EXERCISE OBJECTIVE.
Write out all records as given; omit images.
----------
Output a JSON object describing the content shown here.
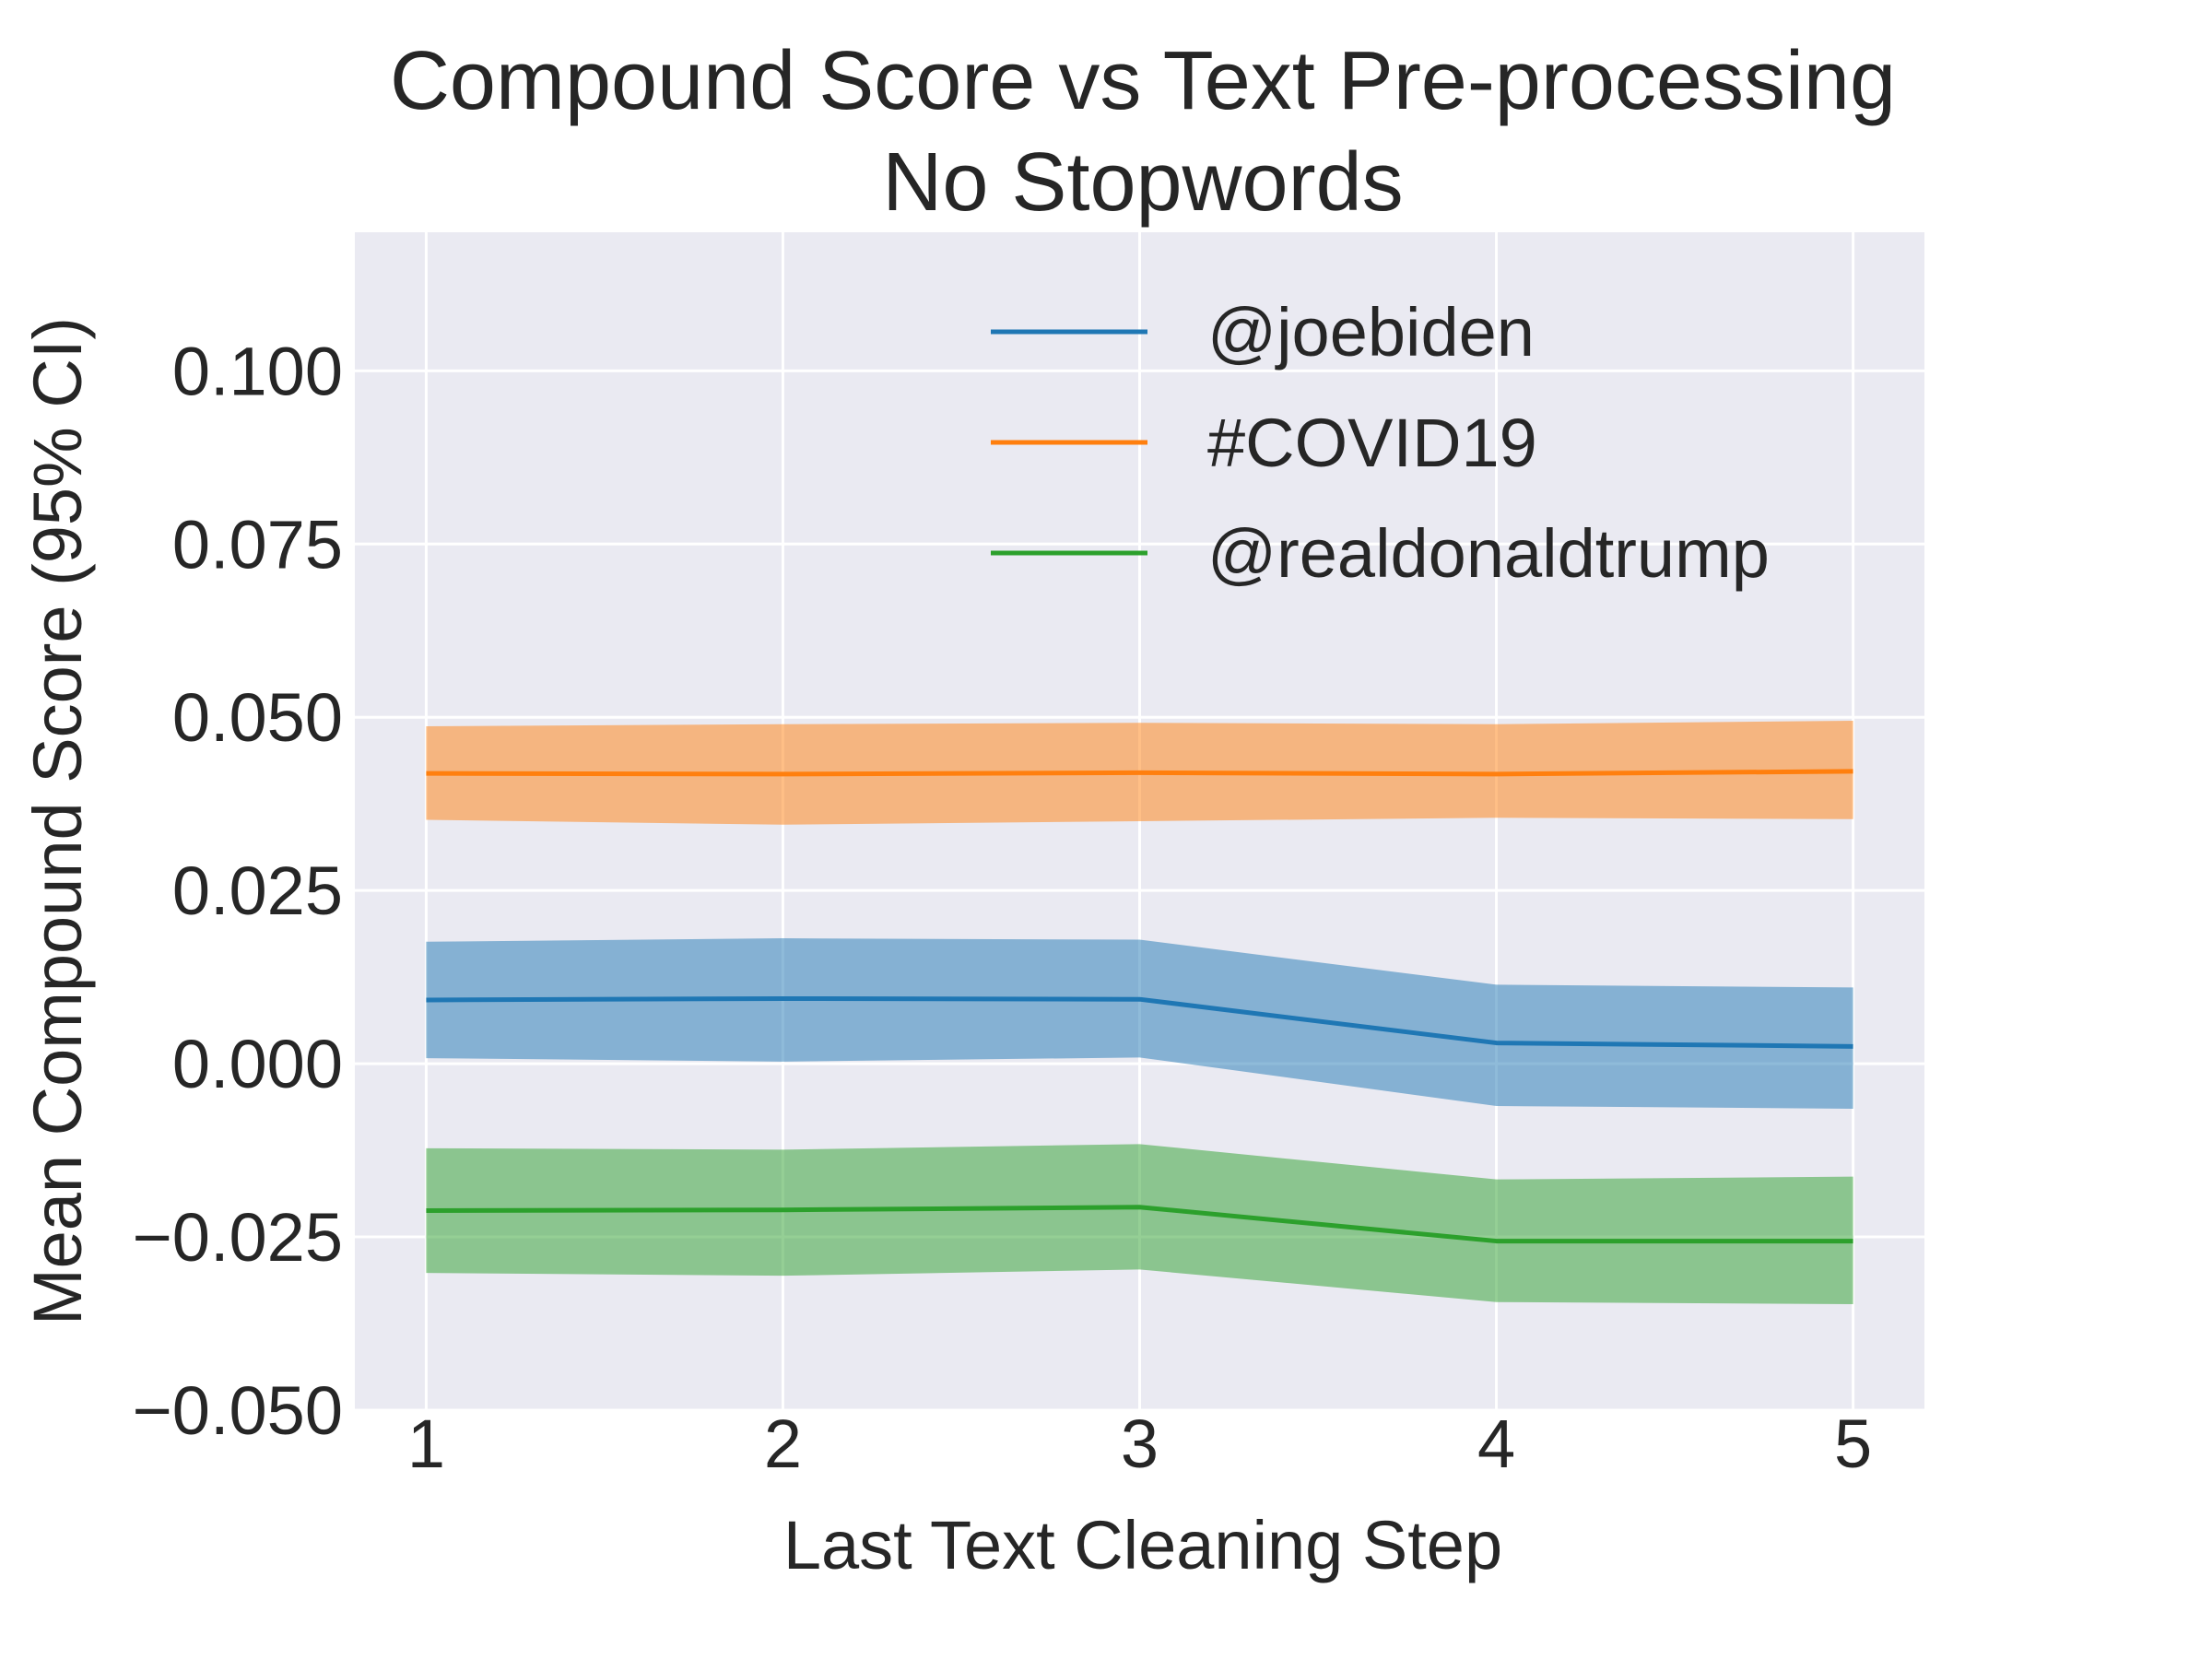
{
  "chart_data": {
    "type": "line",
    "title": [
      "Compound Score vs Text Pre-processing",
      "No Stopwords"
    ],
    "xlabel": "Last Text Cleaning Step",
    "ylabel": "Mean Compound Score (95% CI)",
    "x": [
      1,
      2,
      3,
      4,
      5
    ],
    "x_tick_labels": [
      "1",
      "2",
      "3",
      "4",
      "5"
    ],
    "xlim": [
      0.8,
      5.2
    ],
    "ylim": [
      -0.05,
      0.12
    ],
    "y_ticks": [
      -0.05,
      -0.025,
      0.0,
      0.025,
      0.05,
      0.075,
      0.1
    ],
    "y_tick_labels": [
      "−0.050",
      "−0.025",
      "0.000",
      "0.025",
      "0.050",
      "0.075",
      "0.100"
    ],
    "grid": true,
    "legend_position": "top-right",
    "background_color": "#eaeaf2",
    "series": [
      {
        "name": "@joebiden",
        "color": "#1f77b4",
        "values": [
          0.0092,
          0.0094,
          0.0093,
          0.003,
          0.0025
        ],
        "ci_lower": [
          0.0008,
          0.0003,
          0.0009,
          -0.0061,
          -0.0065
        ],
        "ci_upper": [
          0.0176,
          0.0181,
          0.0179,
          0.0114,
          0.011
        ]
      },
      {
        "name": "#COVID19",
        "color": "#ff7f0e",
        "values": [
          0.0419,
          0.0418,
          0.042,
          0.0418,
          0.0422
        ],
        "ci_lower": [
          0.0352,
          0.0345,
          0.035,
          0.0355,
          0.0353
        ],
        "ci_upper": [
          0.0487,
          0.049,
          0.0492,
          0.049,
          0.0495
        ]
      },
      {
        "name": "@realdonaldtrump",
        "color": "#2ca02c",
        "values": [
          -0.0212,
          -0.0211,
          -0.0207,
          -0.0256,
          -0.0256
        ],
        "ci_lower": [
          -0.0302,
          -0.0306,
          -0.0297,
          -0.0344,
          -0.0347
        ],
        "ci_upper": [
          -0.0122,
          -0.0124,
          -0.0116,
          -0.0167,
          -0.0163
        ]
      }
    ]
  }
}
----------
RESPONSE.
Output a JSON object describing the content shown here.
{
  "chart_data": {
    "type": "line",
    "title": [
      "Compound Score vs Text Pre-processing",
      "No Stopwords"
    ],
    "xlabel": "Last Text Cleaning Step",
    "ylabel": "Mean Compound Score (95% CI)",
    "x": [
      1,
      2,
      3,
      4,
      5
    ],
    "x_tick_labels": [
      "1",
      "2",
      "3",
      "4",
      "5"
    ],
    "xlim": [
      0.8,
      5.2
    ],
    "ylim": [
      -0.05,
      0.12
    ],
    "y_ticks": [
      -0.05,
      -0.025,
      0.0,
      0.025,
      0.05,
      0.075,
      0.1
    ],
    "y_tick_labels": [
      "−0.050",
      "−0.025",
      "0.000",
      "0.025",
      "0.050",
      "0.075",
      "0.100"
    ],
    "grid": true,
    "legend_position": "top-right",
    "background_color": "#eaeaf2",
    "series": [
      {
        "name": "@joebiden",
        "color": "#1f77b4",
        "values": [
          0.0092,
          0.0094,
          0.0093,
          0.003,
          0.0025
        ],
        "ci_lower": [
          0.0008,
          0.0003,
          0.0009,
          -0.0061,
          -0.0065
        ],
        "ci_upper": [
          0.0176,
          0.0181,
          0.0179,
          0.0114,
          0.011
        ]
      },
      {
        "name": "#COVID19",
        "color": "#ff7f0e",
        "values": [
          0.0419,
          0.0418,
          0.042,
          0.0418,
          0.0422
        ],
        "ci_lower": [
          0.0352,
          0.0345,
          0.035,
          0.0355,
          0.0353
        ],
        "ci_upper": [
          0.0487,
          0.049,
          0.0492,
          0.049,
          0.0495
        ]
      },
      {
        "name": "@realdonaldtrump",
        "color": "#2ca02c",
        "values": [
          -0.0212,
          -0.0211,
          -0.0207,
          -0.0256,
          -0.0256
        ],
        "ci_lower": [
          -0.0302,
          -0.0306,
          -0.0297,
          -0.0344,
          -0.0347
        ],
        "ci_upper": [
          -0.0122,
          -0.0124,
          -0.0116,
          -0.0167,
          -0.0163
        ]
      }
    ]
  }
}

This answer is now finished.